(Short task): Will you transcribe the entries that follow, exactly and in full?

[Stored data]
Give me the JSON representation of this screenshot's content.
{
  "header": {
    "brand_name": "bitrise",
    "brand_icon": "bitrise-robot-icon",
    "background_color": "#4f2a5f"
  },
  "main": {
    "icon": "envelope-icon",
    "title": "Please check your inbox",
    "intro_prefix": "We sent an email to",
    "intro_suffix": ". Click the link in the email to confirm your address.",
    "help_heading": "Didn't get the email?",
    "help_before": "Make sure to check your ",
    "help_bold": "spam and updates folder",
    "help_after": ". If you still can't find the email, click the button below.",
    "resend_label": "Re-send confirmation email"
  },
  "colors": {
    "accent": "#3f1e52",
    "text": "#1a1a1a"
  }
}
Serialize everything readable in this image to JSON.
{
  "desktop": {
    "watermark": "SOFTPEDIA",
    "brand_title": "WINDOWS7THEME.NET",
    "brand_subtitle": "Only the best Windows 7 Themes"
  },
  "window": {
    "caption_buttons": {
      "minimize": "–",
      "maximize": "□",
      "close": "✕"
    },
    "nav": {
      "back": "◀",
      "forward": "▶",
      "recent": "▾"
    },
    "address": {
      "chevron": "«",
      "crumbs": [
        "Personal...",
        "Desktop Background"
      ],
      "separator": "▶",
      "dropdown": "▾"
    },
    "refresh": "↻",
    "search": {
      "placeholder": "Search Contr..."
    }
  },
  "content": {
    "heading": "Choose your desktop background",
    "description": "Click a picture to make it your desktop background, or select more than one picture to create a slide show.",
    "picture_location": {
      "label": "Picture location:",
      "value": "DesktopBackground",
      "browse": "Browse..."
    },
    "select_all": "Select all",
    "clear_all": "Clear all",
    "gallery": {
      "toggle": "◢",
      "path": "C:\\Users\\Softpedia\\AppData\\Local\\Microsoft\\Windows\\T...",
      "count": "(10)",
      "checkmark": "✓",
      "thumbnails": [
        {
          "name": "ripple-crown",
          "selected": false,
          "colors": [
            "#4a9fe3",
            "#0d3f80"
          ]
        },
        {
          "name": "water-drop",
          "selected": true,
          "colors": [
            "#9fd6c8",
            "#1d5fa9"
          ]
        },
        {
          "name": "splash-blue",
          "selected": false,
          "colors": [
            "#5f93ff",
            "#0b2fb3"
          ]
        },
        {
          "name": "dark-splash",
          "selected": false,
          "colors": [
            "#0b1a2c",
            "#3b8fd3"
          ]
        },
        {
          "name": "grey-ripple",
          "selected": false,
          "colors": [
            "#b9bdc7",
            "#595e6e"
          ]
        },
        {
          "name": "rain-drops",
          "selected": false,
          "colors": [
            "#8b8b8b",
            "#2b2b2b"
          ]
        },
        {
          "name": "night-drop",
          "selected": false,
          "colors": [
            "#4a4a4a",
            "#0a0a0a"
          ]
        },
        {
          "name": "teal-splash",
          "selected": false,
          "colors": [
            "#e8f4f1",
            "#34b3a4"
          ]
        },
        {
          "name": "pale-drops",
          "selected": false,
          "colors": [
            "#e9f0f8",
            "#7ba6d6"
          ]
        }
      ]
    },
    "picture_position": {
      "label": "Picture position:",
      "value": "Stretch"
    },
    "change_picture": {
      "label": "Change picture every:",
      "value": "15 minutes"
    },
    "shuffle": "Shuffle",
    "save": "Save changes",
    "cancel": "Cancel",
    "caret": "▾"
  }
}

(Result):
Give me the JSON representation of this screenshot's content.
{
  "header": {
    "brand_name": "bitrise",
    "brand_icon": "bitrise-robot-icon",
    "background_color": "#4f2a5f"
  },
  "main": {
    "icon": "envelope-icon",
    "title": "Please check your inbox",
    "intro_prefix": "We sent an email to",
    "intro_suffix": ". Click the link in the email to confirm your address.",
    "help_heading": "Didn't get the email?",
    "help_before": "Make sure to check your ",
    "help_bold": "spam and updates folder",
    "help_after": ". If you still can't find the email, click the button below.",
    "resend_label": "Re-send confirmation email"
  },
  "colors": {
    "accent": "#3f1e52",
    "text": "#1a1a1a"
  }
}
Serialize everything readable in this image to JSON.
{
  "desktop": {
    "watermark": "SOFTPEDIA",
    "brand_title": "WINDOWS7THEME.NET",
    "brand_subtitle": "Only the best Windows 7 Themes"
  },
  "window": {
    "caption_buttons": {
      "minimize": "–",
      "maximize": "□",
      "close": "✕"
    },
    "nav": {
      "back": "◀",
      "forward": "▶",
      "recent": "▾"
    },
    "address": {
      "chevron": "«",
      "crumbs": [
        "Personal...",
        "Desktop Background"
      ],
      "separator": "▶",
      "dropdown": "▾"
    },
    "refresh": "↻",
    "search": {
      "placeholder": "Search Contr..."
    }
  },
  "content": {
    "heading": "Choose your desktop background",
    "description": "Click a picture to make it your desktop background, or select more than one picture to create a slide show.",
    "picture_location": {
      "label": "Picture location:",
      "value": "DesktopBackground",
      "browse": "Browse..."
    },
    "select_all": "Select all",
    "clear_all": "Clear all",
    "gallery": {
      "toggle": "◢",
      "path": "C:\\Users\\Softpedia\\AppData\\Local\\Microsoft\\Windows\\T...",
      "count": "(10)",
      "checkmark": "✓",
      "thumbnails": [
        {
          "name": "ripple-crown",
          "selected": false,
          "colors": [
            "#4a9fe3",
            "#0d3f80"
          ]
        },
        {
          "name": "water-drop",
          "selected": true,
          "colors": [
            "#9fd6c8",
            "#1d5fa9"
          ]
        },
        {
          "name": "splash-blue",
          "selected": false,
          "colors": [
            "#5f93ff",
            "#0b2fb3"
          ]
        },
        {
          "name": "dark-splash",
          "selected": false,
          "colors": [
            "#0b1a2c",
            "#3b8fd3"
          ]
        },
        {
          "name": "grey-ripple",
          "selected": false,
          "colors": [
            "#b9bdc7",
            "#595e6e"
          ]
        },
        {
          "name": "rain-drops",
          "selected": false,
          "colors": [
            "#8b8b8b",
            "#2b2b2b"
          ]
        },
        {
          "name": "night-drop",
          "selected": false,
          "colors": [
            "#4a4a4a",
            "#0a0a0a"
          ]
        },
        {
          "name": "teal-splash",
          "selected": false,
          "colors": [
            "#e8f4f1",
            "#34b3a4"
          ]
        },
        {
          "name": "pale-drops",
          "selected": false,
          "colors": [
            "#e9f0f8",
            "#7ba6d6"
          ]
        }
      ]
    },
    "picture_position": {
      "label": "Picture position:",
      "value": "Stretch"
    },
    "change_picture": {
      "label": "Change picture every:",
      "value": "15 minutes"
    },
    "shuffle": "Shuffle",
    "save": "Save changes",
    "cancel": "Cancel",
    "caret": "▾"
  }
}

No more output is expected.